* The request *
Look through the data for the string "JSON". Copy every line where it is found.
[begin Exercise inputs]
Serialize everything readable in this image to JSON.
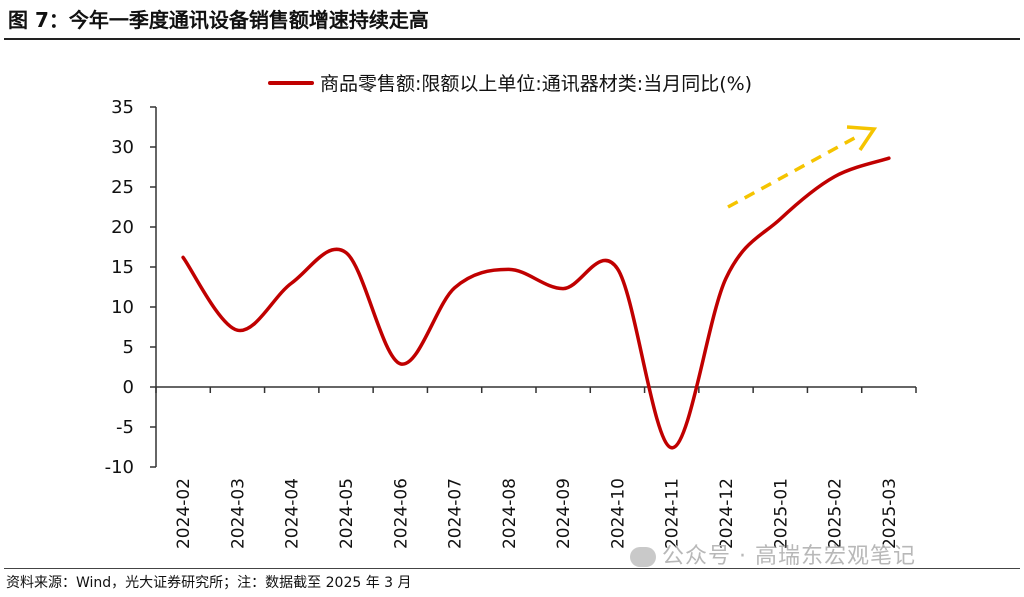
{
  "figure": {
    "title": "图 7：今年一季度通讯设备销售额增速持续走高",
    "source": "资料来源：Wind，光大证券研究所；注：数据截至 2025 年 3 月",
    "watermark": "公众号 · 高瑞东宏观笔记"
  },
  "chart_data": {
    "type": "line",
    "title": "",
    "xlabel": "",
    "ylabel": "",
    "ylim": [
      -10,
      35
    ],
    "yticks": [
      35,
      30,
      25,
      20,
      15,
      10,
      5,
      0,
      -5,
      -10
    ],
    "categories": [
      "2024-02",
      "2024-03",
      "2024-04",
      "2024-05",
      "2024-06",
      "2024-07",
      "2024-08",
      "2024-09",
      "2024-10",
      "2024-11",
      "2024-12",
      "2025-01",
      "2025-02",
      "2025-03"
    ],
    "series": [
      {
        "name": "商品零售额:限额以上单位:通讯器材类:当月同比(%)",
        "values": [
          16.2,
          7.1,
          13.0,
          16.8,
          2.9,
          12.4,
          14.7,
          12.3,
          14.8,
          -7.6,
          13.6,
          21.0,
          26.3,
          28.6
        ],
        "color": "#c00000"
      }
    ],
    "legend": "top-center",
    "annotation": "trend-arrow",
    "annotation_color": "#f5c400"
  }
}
[end Exercise inputs]
[begin Exercise inputs]
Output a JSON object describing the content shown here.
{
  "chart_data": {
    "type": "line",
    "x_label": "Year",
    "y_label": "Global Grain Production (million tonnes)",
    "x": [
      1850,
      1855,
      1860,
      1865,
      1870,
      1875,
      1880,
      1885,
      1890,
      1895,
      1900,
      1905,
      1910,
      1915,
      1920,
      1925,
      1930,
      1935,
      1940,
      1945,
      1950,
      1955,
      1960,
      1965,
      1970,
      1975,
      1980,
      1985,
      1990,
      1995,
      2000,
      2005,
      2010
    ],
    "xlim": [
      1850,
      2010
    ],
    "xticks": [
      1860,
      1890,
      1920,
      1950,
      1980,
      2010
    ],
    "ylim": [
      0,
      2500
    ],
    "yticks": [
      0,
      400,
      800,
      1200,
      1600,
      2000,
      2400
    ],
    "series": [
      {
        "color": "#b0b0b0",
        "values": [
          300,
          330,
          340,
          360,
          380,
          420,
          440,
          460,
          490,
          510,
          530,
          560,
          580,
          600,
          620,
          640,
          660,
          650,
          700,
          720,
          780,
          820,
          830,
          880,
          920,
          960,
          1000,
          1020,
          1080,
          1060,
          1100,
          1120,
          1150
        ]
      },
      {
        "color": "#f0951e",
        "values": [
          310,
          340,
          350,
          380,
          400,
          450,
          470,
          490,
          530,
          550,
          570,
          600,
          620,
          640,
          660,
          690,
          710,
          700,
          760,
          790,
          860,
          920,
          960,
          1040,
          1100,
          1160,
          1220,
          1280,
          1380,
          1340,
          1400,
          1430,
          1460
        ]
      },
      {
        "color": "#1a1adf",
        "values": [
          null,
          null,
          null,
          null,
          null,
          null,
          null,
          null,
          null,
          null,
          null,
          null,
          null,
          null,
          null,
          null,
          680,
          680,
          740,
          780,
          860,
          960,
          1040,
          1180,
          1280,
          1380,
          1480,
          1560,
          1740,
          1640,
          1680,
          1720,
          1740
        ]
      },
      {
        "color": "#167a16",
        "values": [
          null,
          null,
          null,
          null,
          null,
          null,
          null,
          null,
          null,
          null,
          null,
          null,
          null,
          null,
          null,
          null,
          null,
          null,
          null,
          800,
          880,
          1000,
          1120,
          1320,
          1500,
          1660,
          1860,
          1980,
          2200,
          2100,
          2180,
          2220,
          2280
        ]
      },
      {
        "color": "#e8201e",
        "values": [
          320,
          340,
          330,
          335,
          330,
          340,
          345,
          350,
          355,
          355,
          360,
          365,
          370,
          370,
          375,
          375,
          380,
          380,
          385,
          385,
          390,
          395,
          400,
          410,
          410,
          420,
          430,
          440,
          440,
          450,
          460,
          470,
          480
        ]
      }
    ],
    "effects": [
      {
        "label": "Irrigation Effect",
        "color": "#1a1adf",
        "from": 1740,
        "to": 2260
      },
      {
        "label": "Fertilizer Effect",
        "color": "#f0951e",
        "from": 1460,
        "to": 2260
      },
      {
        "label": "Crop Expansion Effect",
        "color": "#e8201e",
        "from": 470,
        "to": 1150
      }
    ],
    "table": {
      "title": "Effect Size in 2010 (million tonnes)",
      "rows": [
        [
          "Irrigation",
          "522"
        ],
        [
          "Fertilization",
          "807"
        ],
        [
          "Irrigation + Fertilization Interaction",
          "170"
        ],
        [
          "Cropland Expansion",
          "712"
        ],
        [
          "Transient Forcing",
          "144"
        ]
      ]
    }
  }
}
[end Exercise inputs]
* Exercise result *
Serialize everything readable in this image to JSON.
Output a JSON object describing the content shown here.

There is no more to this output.